■ SOURCE MATERIAL

◆ ◆ ◆ ◆ ◆

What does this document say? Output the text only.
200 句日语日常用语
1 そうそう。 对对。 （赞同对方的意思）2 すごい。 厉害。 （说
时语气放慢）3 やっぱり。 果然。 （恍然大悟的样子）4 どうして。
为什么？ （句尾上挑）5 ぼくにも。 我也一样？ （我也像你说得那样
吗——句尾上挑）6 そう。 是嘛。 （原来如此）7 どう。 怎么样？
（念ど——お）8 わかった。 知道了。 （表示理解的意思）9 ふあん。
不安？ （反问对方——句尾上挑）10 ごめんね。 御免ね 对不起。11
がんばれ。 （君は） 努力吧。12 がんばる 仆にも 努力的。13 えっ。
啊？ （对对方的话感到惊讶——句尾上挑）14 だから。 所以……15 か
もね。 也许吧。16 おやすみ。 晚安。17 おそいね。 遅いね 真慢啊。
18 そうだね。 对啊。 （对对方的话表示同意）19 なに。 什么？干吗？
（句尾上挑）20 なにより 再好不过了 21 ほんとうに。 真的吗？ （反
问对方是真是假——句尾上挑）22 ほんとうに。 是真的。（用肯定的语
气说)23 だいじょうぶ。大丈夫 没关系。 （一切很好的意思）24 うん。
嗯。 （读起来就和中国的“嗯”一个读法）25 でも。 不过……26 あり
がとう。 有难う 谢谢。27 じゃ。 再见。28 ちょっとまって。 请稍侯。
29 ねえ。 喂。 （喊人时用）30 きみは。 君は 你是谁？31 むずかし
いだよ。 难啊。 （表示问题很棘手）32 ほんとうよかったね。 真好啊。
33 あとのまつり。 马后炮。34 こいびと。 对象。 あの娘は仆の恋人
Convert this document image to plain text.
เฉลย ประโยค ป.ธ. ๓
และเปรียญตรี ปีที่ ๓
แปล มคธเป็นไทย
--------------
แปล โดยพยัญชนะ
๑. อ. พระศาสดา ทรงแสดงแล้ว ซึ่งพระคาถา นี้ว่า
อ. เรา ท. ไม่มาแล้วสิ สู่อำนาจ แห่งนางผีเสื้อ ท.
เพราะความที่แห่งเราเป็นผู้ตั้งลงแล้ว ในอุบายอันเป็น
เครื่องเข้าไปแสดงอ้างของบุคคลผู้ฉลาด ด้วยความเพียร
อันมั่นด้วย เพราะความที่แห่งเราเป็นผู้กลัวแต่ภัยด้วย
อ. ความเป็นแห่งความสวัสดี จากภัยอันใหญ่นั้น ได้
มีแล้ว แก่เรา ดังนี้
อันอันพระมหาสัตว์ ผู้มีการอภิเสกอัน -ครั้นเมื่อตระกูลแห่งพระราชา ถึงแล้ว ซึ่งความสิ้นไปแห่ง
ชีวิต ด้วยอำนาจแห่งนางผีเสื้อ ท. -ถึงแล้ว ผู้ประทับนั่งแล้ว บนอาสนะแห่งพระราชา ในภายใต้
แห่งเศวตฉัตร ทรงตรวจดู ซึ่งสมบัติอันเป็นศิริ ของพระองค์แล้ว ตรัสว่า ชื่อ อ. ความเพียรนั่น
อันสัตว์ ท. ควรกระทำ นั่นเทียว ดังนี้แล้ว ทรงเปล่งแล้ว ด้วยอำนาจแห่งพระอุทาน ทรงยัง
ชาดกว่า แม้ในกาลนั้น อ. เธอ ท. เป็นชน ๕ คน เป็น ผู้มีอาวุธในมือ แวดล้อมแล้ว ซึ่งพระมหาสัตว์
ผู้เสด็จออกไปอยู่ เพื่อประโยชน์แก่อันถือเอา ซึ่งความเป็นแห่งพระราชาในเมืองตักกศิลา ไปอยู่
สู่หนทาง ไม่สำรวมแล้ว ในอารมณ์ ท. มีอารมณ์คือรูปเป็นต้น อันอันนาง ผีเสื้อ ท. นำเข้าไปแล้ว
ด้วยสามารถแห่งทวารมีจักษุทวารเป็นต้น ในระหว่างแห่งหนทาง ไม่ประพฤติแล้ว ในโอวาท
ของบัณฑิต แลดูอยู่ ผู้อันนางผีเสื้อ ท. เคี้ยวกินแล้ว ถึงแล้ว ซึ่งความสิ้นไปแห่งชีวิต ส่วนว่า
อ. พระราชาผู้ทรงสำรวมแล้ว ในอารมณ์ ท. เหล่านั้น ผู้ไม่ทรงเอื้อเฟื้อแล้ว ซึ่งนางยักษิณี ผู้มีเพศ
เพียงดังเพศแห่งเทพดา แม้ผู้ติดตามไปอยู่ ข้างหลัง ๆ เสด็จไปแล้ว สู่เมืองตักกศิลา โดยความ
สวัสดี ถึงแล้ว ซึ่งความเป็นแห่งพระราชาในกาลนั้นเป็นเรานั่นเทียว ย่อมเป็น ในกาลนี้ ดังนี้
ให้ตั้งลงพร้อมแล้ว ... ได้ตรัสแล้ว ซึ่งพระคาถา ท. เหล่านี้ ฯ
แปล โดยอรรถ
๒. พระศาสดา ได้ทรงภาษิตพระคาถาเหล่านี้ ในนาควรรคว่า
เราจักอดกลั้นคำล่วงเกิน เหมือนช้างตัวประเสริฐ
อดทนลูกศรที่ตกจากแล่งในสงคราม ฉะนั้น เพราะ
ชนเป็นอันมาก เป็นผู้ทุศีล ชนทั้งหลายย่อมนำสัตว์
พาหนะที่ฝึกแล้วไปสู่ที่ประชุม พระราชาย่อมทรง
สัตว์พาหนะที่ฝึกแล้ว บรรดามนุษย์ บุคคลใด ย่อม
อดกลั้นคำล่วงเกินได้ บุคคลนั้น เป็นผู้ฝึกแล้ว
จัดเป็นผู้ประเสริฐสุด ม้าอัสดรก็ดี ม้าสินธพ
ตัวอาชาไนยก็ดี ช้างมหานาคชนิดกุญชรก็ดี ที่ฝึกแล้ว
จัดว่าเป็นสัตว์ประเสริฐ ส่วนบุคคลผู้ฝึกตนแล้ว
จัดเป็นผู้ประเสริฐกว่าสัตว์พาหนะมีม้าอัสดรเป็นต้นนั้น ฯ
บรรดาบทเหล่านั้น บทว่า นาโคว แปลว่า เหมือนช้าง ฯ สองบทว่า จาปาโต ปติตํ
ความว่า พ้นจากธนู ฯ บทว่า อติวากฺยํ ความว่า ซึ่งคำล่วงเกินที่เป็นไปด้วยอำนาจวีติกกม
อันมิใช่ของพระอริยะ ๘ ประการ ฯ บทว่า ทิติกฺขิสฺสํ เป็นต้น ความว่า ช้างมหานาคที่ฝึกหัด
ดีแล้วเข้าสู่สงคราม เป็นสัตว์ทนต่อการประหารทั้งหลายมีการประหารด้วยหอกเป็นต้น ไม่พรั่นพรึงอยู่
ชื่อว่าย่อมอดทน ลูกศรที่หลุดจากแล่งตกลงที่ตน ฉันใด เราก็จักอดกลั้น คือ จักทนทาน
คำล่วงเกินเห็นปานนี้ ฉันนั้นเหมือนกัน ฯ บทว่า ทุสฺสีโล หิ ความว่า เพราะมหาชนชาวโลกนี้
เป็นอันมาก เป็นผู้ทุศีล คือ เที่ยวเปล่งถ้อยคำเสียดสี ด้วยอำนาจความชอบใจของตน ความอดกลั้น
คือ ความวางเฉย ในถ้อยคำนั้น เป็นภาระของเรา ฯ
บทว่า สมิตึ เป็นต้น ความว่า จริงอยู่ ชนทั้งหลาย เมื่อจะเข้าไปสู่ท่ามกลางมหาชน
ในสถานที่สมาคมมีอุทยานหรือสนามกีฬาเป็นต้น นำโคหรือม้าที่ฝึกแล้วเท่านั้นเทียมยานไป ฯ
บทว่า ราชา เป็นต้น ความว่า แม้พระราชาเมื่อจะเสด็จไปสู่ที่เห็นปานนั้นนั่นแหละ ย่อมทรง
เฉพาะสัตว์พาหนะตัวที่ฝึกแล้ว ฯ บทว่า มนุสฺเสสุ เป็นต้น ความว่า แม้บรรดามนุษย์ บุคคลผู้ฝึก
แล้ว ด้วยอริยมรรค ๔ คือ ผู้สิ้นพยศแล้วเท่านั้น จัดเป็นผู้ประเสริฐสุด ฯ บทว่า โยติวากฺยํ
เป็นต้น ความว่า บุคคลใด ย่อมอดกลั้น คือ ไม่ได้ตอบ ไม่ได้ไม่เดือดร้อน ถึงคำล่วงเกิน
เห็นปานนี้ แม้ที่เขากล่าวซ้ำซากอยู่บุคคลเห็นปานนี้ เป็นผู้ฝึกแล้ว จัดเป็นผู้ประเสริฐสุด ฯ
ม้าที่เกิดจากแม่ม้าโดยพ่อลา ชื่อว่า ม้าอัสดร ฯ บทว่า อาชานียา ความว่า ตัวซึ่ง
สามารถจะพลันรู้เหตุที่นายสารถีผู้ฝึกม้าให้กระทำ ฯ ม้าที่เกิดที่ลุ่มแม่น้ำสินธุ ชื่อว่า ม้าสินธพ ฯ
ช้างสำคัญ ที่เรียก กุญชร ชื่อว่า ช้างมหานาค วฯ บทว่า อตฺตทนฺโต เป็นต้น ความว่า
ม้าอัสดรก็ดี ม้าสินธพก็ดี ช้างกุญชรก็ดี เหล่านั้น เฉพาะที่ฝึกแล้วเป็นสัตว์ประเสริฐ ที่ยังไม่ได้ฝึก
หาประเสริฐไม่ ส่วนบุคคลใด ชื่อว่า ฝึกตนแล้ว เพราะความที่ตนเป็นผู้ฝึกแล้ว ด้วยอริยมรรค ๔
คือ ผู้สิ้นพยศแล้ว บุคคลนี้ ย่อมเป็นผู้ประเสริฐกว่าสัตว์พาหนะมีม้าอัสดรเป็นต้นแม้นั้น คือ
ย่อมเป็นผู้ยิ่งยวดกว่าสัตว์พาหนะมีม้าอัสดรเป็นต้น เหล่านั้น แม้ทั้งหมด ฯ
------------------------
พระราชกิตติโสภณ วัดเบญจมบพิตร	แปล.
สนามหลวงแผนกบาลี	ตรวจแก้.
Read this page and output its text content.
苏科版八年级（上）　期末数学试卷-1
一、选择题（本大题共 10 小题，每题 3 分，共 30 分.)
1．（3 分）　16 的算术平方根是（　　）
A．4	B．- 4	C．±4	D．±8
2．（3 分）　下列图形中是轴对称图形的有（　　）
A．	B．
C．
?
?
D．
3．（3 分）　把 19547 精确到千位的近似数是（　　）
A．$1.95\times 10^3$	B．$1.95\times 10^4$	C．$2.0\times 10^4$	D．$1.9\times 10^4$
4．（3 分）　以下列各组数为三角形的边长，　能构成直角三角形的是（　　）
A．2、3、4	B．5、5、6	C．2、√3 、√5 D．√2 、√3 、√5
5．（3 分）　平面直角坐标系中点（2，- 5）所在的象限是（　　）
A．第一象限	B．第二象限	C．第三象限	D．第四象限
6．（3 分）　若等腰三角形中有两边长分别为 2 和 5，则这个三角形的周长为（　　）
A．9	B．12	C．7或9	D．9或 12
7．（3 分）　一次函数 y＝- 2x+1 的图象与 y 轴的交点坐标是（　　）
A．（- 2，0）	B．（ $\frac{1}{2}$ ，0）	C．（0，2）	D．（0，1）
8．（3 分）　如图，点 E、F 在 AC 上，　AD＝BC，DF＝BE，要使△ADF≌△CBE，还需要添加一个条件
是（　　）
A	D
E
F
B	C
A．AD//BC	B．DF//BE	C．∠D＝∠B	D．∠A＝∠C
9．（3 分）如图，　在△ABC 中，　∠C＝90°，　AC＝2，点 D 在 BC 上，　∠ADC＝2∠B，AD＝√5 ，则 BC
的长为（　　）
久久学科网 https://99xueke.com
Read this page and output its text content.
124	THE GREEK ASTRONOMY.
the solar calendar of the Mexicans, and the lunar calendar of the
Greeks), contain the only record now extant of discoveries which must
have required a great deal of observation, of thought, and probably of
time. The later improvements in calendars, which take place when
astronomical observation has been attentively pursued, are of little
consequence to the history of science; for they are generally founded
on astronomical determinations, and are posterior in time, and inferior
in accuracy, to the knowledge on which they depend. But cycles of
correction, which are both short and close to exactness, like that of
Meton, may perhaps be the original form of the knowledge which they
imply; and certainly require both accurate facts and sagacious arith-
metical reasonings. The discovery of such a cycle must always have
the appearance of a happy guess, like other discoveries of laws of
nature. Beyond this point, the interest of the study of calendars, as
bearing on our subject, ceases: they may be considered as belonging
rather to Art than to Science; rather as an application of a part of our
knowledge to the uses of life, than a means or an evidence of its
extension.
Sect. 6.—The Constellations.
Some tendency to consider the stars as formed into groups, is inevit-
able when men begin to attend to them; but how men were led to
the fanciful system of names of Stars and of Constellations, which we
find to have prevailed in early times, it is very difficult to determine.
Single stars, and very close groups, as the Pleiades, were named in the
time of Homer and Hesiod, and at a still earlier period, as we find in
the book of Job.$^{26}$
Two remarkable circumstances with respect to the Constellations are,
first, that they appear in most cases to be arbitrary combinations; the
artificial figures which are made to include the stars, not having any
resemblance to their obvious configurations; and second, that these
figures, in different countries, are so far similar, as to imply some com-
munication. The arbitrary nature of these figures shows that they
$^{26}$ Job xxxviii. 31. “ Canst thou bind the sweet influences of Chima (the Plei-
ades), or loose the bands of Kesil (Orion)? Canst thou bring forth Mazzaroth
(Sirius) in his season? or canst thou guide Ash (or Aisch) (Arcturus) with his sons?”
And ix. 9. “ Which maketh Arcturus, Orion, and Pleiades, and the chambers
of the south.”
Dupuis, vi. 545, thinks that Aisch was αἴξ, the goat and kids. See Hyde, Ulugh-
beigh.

◆ ◆ ◆ ◆ ◆

■ WHAT TO PRODUCE
Wherever "when" shows up in a line, copy that line.

■ OUTPUT OF THE TASK
time. The later improvements in calendars, which take place when
able when men begin to attend to them; but how men were led to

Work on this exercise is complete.